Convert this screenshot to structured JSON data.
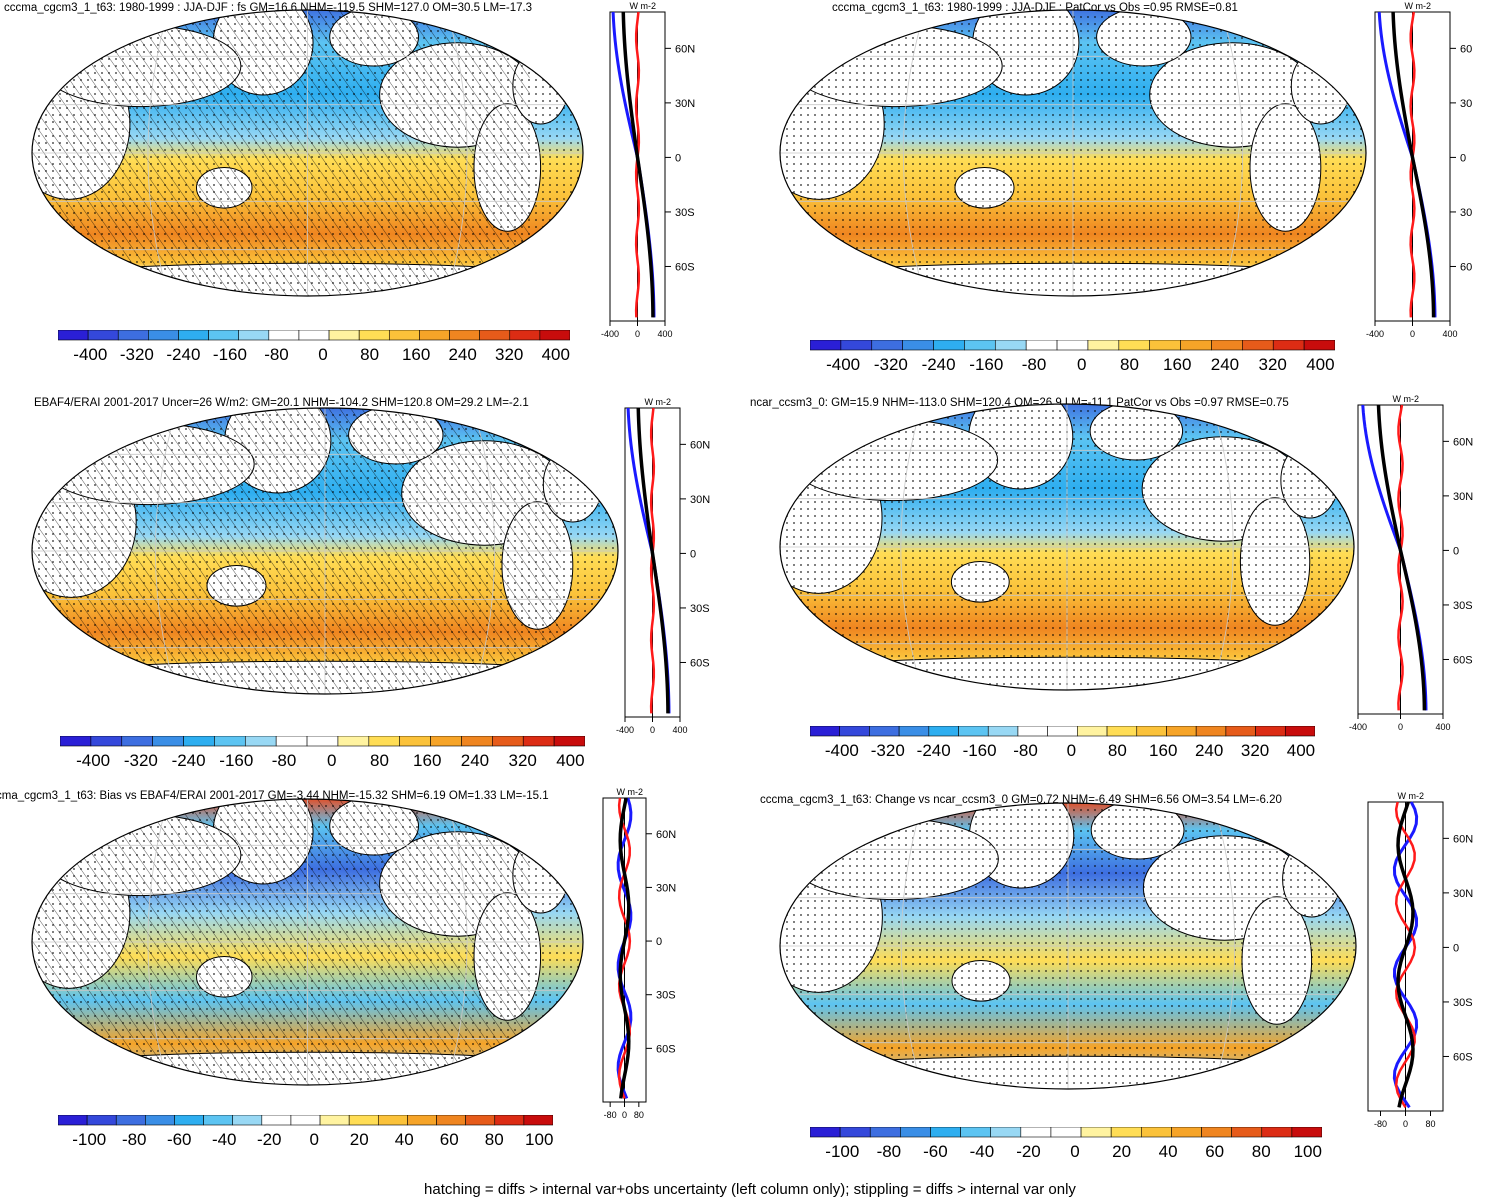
{
  "footnote": "hatching = diffs > internal var+obs uncertainty (left column only); stippling = diffs > internal var only",
  "chart_data": [
    {
      "type": "heatmap",
      "title": "cccma_cgcm3_1_t63: 1980-1999 : JJA-DJF : fs GM=16.6 NHM=-119.5 SHM=127.0 OM=30.5 LM=-17.3",
      "colorbar_labels": [
        "-400",
        "-320",
        "-240",
        "-160",
        "-80",
        "0",
        "80",
        "160",
        "240",
        "320",
        "400"
      ],
      "zonal": {
        "unit_label": "W m-2",
        "xticks": [
          "-400",
          "0",
          "400"
        ],
        "yticks": [
          "60N",
          "30N",
          "0",
          "30S",
          "60S"
        ],
        "xlim": [
          -400,
          400
        ]
      },
      "hatching": true,
      "stippling": true
    },
    {
      "type": "heatmap",
      "title": "cccma_cgcm3_1_t63: 1980-1999 : JJA-DJF : PatCor vs Obs =0.95 RMSE=0.81",
      "colorbar_labels": [
        "-400",
        "-320",
        "-240",
        "-160",
        "-80",
        "0",
        "80",
        "160",
        "240",
        "320",
        "400"
      ],
      "zonal": {
        "unit_label": "W m-2",
        "xticks": [
          "-400",
          "0",
          "400"
        ],
        "yticks": [
          "60",
          "30",
          "0",
          "30",
          "60"
        ],
        "xlim": [
          -400,
          400
        ]
      },
      "hatching": false,
      "stippling": true
    },
    {
      "type": "heatmap",
      "title": "EBAF4/ERAI 2001-2017 Uncer=26 W/m2: GM=20.1 NHM=-104.2 SHM=120.8 OM=29.2 LM=-2.1",
      "colorbar_labels": [
        "-400",
        "-320",
        "-240",
        "-160",
        "-80",
        "0",
        "80",
        "160",
        "240",
        "320",
        "400"
      ],
      "zonal": {
        "unit_label": "W m-2",
        "xticks": [
          "-400",
          "0",
          "400"
        ],
        "yticks": [
          "60N",
          "30N",
          "0",
          "30S",
          "60S"
        ],
        "xlim": [
          -400,
          400
        ]
      },
      "hatching": true,
      "stippling": true
    },
    {
      "type": "heatmap",
      "title": "ncar_ccsm3_0: GM=15.9 NHM=-113.0 SHM=120.4 OM=26.9 LM=-11.1 PatCor vs Obs =0.97 RMSE=0.75",
      "colorbar_labels": [
        "-400",
        "-320",
        "-240",
        "-160",
        "-80",
        "0",
        "80",
        "160",
        "240",
        "320",
        "400"
      ],
      "zonal": {
        "unit_label": "W m-2",
        "xticks": [
          "-400",
          "0",
          "400"
        ],
        "yticks": [
          "60N",
          "30N",
          "0",
          "30S",
          "60S"
        ],
        "xlim": [
          -400,
          400
        ]
      },
      "hatching": false,
      "stippling": true
    },
    {
      "type": "heatmap",
      "title": "cma_cgcm3_1_t63: Bias vs EBAF4/ERAI 2001-2017 GM=-3.44 NHM=-15.32 SHM=6.19 OM=1.33 LM=-15.1",
      "colorbar_labels": [
        "-100",
        "-80",
        "-60",
        "-40",
        "-20",
        "0",
        "20",
        "40",
        "60",
        "80",
        "100"
      ],
      "zonal": {
        "unit_label": "W m-2",
        "xticks": [
          "-80",
          "0",
          "80"
        ],
        "yticks": [
          "60N",
          "30N",
          "0",
          "30S",
          "60S"
        ],
        "xlim": [
          -120,
          120
        ]
      },
      "hatching": true,
      "stippling": true
    },
    {
      "type": "heatmap",
      "title": "cccma_cgcm3_1_t63: Change vs ncar_ccsm3_0 GM=0.72 NHM=-6.49 SHM=6.56 OM=3.54 LM=-6.20",
      "colorbar_labels": [
        "-100",
        "-80",
        "-60",
        "-40",
        "-20",
        "0",
        "20",
        "40",
        "60",
        "80",
        "100"
      ],
      "zonal": {
        "unit_label": "W m-2",
        "xticks": [
          "-80",
          "0",
          "80"
        ],
        "yticks": [
          "60N",
          "30N",
          "0",
          "30S",
          "60S"
        ],
        "xlim": [
          -120,
          120
        ]
      },
      "hatching": false,
      "stippling": true
    }
  ]
}
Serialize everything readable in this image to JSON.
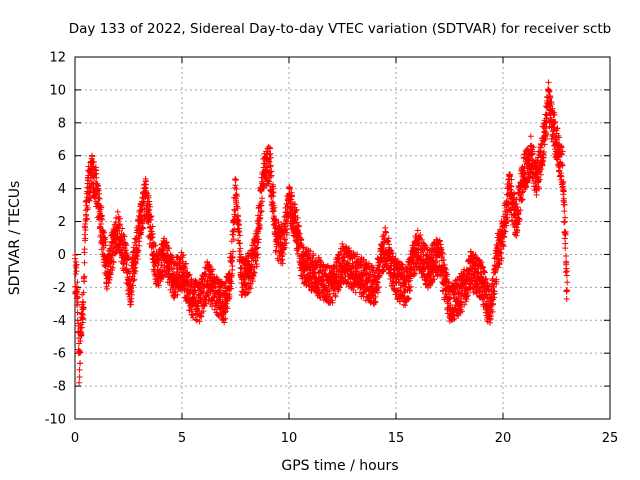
{
  "chart_data": {
    "type": "scatter",
    "title": "Day 133 of 2022, Sidereal Day-to-day VTEC variation (SDTVAR) for receiver sctb",
    "xlabel": "GPS time / hours",
    "ylabel": "SDTVAR / TECUs",
    "xlim": [
      0,
      25
    ],
    "ylim": [
      -10,
      12
    ],
    "x_ticks": [
      "0",
      "5",
      "10",
      "15",
      "20",
      "25"
    ],
    "y_ticks": [
      "-10",
      "-8",
      "-6",
      "-4",
      "-2",
      "0",
      "2",
      "4",
      "6",
      "8",
      "10",
      "12"
    ],
    "grid": true,
    "marker": "+",
    "marker_color": "#ff0000",
    "series": [
      {
        "name": "SDTVAR",
        "trend": {
          "x": [
            0.0,
            0.1,
            0.2,
            0.3,
            0.4,
            0.5,
            0.6,
            0.8,
            1.0,
            1.2,
            1.5,
            1.8,
            2.0,
            2.3,
            2.6,
            3.0,
            3.3,
            3.6,
            3.8,
            4.2,
            4.6,
            5.0,
            5.4,
            5.8,
            6.2,
            6.6,
            7.0,
            7.3,
            7.5,
            7.8,
            8.2,
            8.5,
            8.8,
            9.1,
            9.4,
            9.7,
            10.0,
            10.3,
            10.6,
            11.0,
            11.5,
            12.0,
            12.5,
            13.0,
            13.5,
            14.0,
            14.5,
            15.0,
            15.5,
            16.0,
            16.5,
            17.0,
            17.5,
            18.0,
            18.5,
            19.0,
            19.4,
            19.8,
            20.0,
            20.3,
            20.6,
            21.0,
            21.3,
            21.6,
            21.9,
            22.1,
            22.3,
            22.8,
            23.0
          ],
          "y": [
            -1.0,
            -2.0,
            -7.0,
            -4.0,
            -2.5,
            2.5,
            4.0,
            5.0,
            4.0,
            2.0,
            -1.0,
            0.5,
            1.5,
            0.0,
            -2.0,
            1.5,
            3.5,
            1.0,
            -1.0,
            0.0,
            -1.5,
            -1.0,
            -2.5,
            -3.0,
            -1.5,
            -2.5,
            -3.0,
            -1.0,
            4.0,
            -1.5,
            -1.0,
            0.5,
            5.0,
            5.5,
            1.0,
            0.5,
            3.0,
            2.0,
            -0.5,
            -1.0,
            -1.5,
            -2.0,
            -0.5,
            -1.0,
            -1.5,
            -2.0,
            0.5,
            -1.5,
            -2.0,
            0.5,
            -1.0,
            0.0,
            -3.0,
            -2.5,
            -1.0,
            -1.5,
            -3.5,
            0.5,
            1.0,
            4.0,
            2.0,
            5.0,
            6.0,
            4.5,
            7.0,
            9.5,
            8.0,
            5.0,
            -2.5
          ],
          "noise_tecu": 1.2,
          "points_per_hour": 180
        }
      }
    ]
  }
}
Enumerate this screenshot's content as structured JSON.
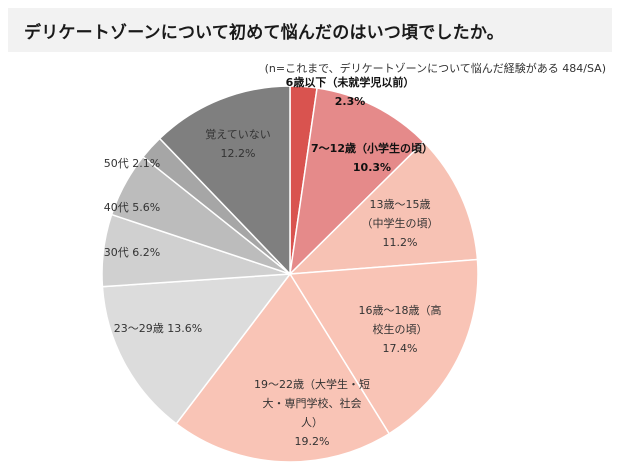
{
  "title": "デリケートゾーンについて初めて悩んだのはいつ頃でしたか。",
  "note": "(n=これまで、デリケートゾーンについて悩んだ経験がある 484/SA)",
  "chart_data": {
    "type": "pie",
    "start_angle_deg": 0,
    "direction": "clockwise",
    "slices": [
      {
        "label_lines": [
          "6歳以下（未就学児以前）"
        ],
        "value_text": "2.3%",
        "value": 2.3,
        "color": "#d9534f",
        "bold": true
      },
      {
        "label_lines": [
          "7～12歳（小学生の頃）"
        ],
        "value_text": "10.3%",
        "value": 10.3,
        "color": "#e58a8a",
        "bold": true
      },
      {
        "label_lines": [
          "13歳～15歳",
          "（中学生の頃）"
        ],
        "value_text": "11.2%",
        "value": 11.2,
        "color": "#f7c2b4",
        "bold": false
      },
      {
        "label_lines": [
          "16歳～18歳（高",
          "校生の頃）"
        ],
        "value_text": "17.4%",
        "value": 17.4,
        "color": "#f9c4b6",
        "bold": false
      },
      {
        "label_lines": [
          "19～22歳（大学生・短",
          "大・専門学校、社会",
          "人）"
        ],
        "value_text": "19.2%",
        "value": 19.2,
        "color": "#f9c4b6",
        "bold": false
      },
      {
        "label_lines": [
          "23～29歳"
        ],
        "value_text": "13.6%",
        "value": 13.6,
        "color": "#dcdcdc",
        "bold": false
      },
      {
        "label_lines": [
          "30代"
        ],
        "value_text": "6.2%",
        "value": 6.2,
        "color": "#d0d0d0",
        "bold": false
      },
      {
        "label_lines": [
          "40代"
        ],
        "value_text": "5.6%",
        "value": 5.6,
        "color": "#bcbcbc",
        "bold": false
      },
      {
        "label_lines": [
          "50代"
        ],
        "value_text": "2.1%",
        "value": 2.1,
        "color": "#a6a6a6",
        "bold": false
      },
      {
        "label_lines": [
          "覚えていない"
        ],
        "value_text": "12.2%",
        "value": 12.2,
        "color": "#7f7f7f",
        "bold": false
      }
    ]
  }
}
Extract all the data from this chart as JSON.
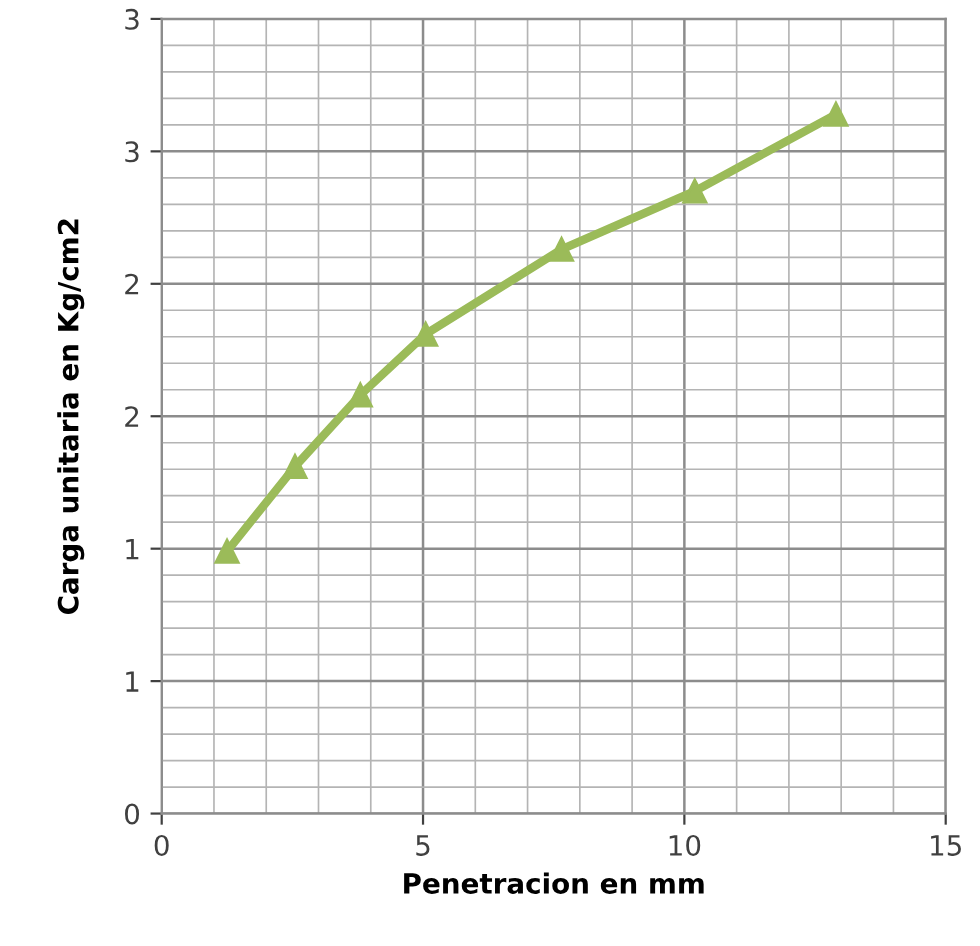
{
  "chart_data": {
    "type": "line",
    "xlabel": "Penetracion en mm",
    "ylabel": "Carga unitaria en Kg/cm2",
    "x": [
      1.25,
      2.55,
      3.8,
      5.05,
      7.65,
      10.2,
      12.9
    ],
    "series": [
      {
        "color": "#9bbb59",
        "values": [
          0.99,
          1.31,
          1.58,
          1.81,
          2.13,
          2.35,
          2.64
        ]
      }
    ],
    "xlim": [
      0,
      15
    ],
    "xticks": [
      0,
      5,
      10,
      15
    ],
    "ylim": [
      0,
      3
    ],
    "yticks": [
      0,
      {
        "value": 0.5,
        "label": "1"
      },
      1,
      {
        "value": 1.5,
        "label": "2"
      },
      2,
      {
        "value": 2.5,
        "label": "3"
      },
      3
    ],
    "grid": true,
    "marker": "triangle",
    "line_style": "solid"
  }
}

§ **YOUR GOAL**
Leave out all pictures and retype precisely the lines that run from the line containing "Extract all the data from this chart as JSON." to the last line of the records.

§ **THE ANSWER**
Extract all the data from this chart as JSON.
{
  "chart_data": {
    "type": "line",
    "xlabel": "Penetracion en mm",
    "ylabel": "Carga unitaria en Kg/cm2",
    "x": [
      1.25,
      2.55,
      3.8,
      5.05,
      7.65,
      10.2,
      12.9
    ],
    "series": [
      {
        "color": "#9bbb59",
        "values": [
          0.99,
          1.31,
          1.58,
          1.81,
          2.13,
          2.35,
          2.64
        ]
      }
    ],
    "xlim": [
      0,
      15
    ],
    "xticks": [
      0,
      5,
      10,
      15
    ],
    "ylim": [
      0,
      3
    ],
    "yticks": [
      0,
      {
        "value": 0.5,
        "label": "1"
      },
      1,
      {
        "value": 1.5,
        "label": "2"
      },
      2,
      {
        "value": 2.5,
        "label": "3"
      },
      3
    ],
    "grid": true,
    "marker": "triangle",
    "line_style": "solid"
  }
}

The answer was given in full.